## WORK INSTRUCTIONS
Lines holding the string "teamprojects" are the ones to copy; find them all in the data.

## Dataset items
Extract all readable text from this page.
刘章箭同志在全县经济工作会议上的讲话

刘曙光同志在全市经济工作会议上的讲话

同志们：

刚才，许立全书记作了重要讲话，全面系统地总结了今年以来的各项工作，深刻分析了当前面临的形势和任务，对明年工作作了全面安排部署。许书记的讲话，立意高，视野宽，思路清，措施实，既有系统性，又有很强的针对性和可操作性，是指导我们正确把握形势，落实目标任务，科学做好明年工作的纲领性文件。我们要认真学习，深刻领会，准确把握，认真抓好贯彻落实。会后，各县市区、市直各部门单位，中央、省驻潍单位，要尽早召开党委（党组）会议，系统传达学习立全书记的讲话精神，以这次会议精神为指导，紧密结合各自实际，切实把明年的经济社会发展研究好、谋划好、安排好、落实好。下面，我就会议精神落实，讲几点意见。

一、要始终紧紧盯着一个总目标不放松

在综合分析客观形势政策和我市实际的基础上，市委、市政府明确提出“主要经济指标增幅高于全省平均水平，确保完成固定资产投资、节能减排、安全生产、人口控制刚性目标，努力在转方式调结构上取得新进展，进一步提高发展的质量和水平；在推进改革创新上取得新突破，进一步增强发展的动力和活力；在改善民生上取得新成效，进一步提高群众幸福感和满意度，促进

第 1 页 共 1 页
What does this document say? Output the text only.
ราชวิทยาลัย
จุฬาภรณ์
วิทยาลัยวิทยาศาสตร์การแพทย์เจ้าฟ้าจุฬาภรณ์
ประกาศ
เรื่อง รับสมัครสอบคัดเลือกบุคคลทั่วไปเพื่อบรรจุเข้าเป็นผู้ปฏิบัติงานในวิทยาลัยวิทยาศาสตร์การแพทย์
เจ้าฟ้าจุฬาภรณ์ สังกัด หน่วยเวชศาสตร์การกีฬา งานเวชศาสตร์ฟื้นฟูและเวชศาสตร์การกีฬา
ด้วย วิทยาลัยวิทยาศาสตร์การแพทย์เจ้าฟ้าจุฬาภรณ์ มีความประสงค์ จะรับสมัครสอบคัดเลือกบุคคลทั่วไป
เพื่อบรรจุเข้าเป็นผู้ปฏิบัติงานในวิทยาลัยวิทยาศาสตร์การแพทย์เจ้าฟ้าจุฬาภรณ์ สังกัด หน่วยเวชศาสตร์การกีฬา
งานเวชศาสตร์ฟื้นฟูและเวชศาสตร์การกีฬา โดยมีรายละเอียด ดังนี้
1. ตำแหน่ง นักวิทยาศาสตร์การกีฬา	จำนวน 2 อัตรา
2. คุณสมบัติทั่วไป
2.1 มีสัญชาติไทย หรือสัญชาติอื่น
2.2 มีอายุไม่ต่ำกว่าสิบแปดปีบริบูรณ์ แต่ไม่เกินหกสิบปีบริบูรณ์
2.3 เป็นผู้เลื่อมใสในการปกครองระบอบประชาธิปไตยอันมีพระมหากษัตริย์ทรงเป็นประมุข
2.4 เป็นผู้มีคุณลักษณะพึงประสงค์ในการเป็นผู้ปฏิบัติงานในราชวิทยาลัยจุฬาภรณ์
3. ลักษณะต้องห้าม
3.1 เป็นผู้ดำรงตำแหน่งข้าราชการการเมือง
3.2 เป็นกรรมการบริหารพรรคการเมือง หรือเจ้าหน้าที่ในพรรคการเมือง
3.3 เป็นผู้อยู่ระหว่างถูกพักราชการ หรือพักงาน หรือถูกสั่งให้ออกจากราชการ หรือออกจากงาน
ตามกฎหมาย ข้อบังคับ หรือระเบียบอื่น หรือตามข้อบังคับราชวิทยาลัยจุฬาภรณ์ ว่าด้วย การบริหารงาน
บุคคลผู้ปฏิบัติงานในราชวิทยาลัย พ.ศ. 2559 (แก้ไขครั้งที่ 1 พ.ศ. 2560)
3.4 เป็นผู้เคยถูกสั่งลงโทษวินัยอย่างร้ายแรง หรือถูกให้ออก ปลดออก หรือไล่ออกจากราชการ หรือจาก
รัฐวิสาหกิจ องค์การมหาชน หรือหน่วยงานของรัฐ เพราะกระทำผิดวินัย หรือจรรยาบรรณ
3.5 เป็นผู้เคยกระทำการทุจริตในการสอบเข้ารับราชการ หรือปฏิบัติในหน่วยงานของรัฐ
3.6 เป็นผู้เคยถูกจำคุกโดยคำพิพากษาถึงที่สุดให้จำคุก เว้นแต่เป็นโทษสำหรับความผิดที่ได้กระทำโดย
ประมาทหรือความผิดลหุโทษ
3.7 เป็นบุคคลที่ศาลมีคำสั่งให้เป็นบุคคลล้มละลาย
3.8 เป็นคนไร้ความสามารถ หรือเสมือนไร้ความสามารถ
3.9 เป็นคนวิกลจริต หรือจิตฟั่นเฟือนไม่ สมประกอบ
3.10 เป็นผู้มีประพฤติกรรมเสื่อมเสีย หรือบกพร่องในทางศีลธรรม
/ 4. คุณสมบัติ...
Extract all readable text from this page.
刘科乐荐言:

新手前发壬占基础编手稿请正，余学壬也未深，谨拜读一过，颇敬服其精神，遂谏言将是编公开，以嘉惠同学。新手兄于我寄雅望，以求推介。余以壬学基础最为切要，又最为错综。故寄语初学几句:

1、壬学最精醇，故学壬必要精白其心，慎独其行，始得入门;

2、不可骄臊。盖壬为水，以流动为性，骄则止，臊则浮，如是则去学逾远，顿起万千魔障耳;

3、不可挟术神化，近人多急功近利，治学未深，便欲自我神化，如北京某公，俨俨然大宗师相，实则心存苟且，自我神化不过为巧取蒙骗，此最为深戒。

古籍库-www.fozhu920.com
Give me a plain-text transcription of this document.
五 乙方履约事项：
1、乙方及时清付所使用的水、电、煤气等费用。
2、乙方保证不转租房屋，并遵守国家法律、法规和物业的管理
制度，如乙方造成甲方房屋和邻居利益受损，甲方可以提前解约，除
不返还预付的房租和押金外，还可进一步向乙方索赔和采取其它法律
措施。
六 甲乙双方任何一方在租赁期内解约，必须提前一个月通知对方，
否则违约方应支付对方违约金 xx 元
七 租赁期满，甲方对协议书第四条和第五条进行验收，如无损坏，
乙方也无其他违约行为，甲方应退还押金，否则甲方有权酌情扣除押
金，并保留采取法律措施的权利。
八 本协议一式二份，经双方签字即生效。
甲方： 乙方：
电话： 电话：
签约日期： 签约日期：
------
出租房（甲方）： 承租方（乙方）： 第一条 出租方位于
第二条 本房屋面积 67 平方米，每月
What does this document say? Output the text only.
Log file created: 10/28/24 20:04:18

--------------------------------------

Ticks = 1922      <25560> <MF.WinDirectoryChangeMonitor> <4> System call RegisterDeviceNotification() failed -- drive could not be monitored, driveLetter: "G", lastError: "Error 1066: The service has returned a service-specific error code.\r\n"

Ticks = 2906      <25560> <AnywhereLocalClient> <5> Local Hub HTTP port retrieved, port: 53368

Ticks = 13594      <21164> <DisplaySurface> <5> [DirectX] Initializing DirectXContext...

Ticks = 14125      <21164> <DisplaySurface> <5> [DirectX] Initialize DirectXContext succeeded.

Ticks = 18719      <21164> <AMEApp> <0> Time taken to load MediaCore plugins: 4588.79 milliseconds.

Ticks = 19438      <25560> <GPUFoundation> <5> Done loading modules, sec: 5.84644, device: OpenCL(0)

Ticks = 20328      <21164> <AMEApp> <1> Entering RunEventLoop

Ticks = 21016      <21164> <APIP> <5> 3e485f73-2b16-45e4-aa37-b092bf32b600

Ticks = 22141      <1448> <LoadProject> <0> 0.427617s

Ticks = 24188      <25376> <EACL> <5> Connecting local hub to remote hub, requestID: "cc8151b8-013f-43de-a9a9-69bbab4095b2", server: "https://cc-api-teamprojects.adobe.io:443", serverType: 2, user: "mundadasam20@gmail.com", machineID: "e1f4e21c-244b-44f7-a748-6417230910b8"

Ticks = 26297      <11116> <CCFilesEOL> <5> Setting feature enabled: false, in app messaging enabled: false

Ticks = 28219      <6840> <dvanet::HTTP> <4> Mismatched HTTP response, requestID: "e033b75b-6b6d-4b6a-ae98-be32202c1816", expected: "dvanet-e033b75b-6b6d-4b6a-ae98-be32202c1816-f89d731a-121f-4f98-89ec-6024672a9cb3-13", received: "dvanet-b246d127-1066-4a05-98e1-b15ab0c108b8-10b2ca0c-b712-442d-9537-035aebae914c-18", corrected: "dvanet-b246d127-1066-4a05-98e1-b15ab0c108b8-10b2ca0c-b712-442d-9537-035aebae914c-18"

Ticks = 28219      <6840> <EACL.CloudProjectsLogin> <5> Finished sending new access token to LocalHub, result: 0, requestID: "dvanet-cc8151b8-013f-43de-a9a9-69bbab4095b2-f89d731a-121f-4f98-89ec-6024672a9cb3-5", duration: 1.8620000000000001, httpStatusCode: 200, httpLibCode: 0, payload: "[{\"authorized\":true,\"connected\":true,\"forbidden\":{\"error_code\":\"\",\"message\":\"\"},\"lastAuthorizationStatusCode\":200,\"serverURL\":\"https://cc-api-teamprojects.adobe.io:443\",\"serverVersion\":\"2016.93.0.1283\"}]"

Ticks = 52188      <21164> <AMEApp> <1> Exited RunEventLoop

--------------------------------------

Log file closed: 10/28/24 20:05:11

## ANSWER TO THIS PROBLEM
Ticks = 24188      <25376> <EACL> <5> Connecting local hub to remote hub, requestID: "cc8151b8-013f-43de-a9a9-69bbab4095b2", server: "https://cc-api-teamprojects.adobe.io:443", serverType: 2, user: "mundadasam20@gmail.com", machineID: "e1f4e21c-244b-44f7-a748-6417230910b8"
Ticks = 28219      <6840> <EACL.CloudProjectsLogin> <5> Finished sending new access token to LocalHub, result: 0, requestID: "dvanet-cc8151b8-013f-43de-a9a9-69bbab4095b2-f89d731a-121f-4f98-89ec-6024672a9cb3-5", duration: 1.8620000000000001, httpStatusCode: 200, httpLibCode: 0, payload: "[{\"authorized\":true,\"connected\":true,\"forbidden\":{\"error_code\":\"\",\"message\":\"\"},\"lastAuthorizationStatusCode\":200,\"serverURL\":\"https://cc-api-teamprojects.adobe.io:443\",\"serverVersion\":\"2016.93.0.1283\"}]"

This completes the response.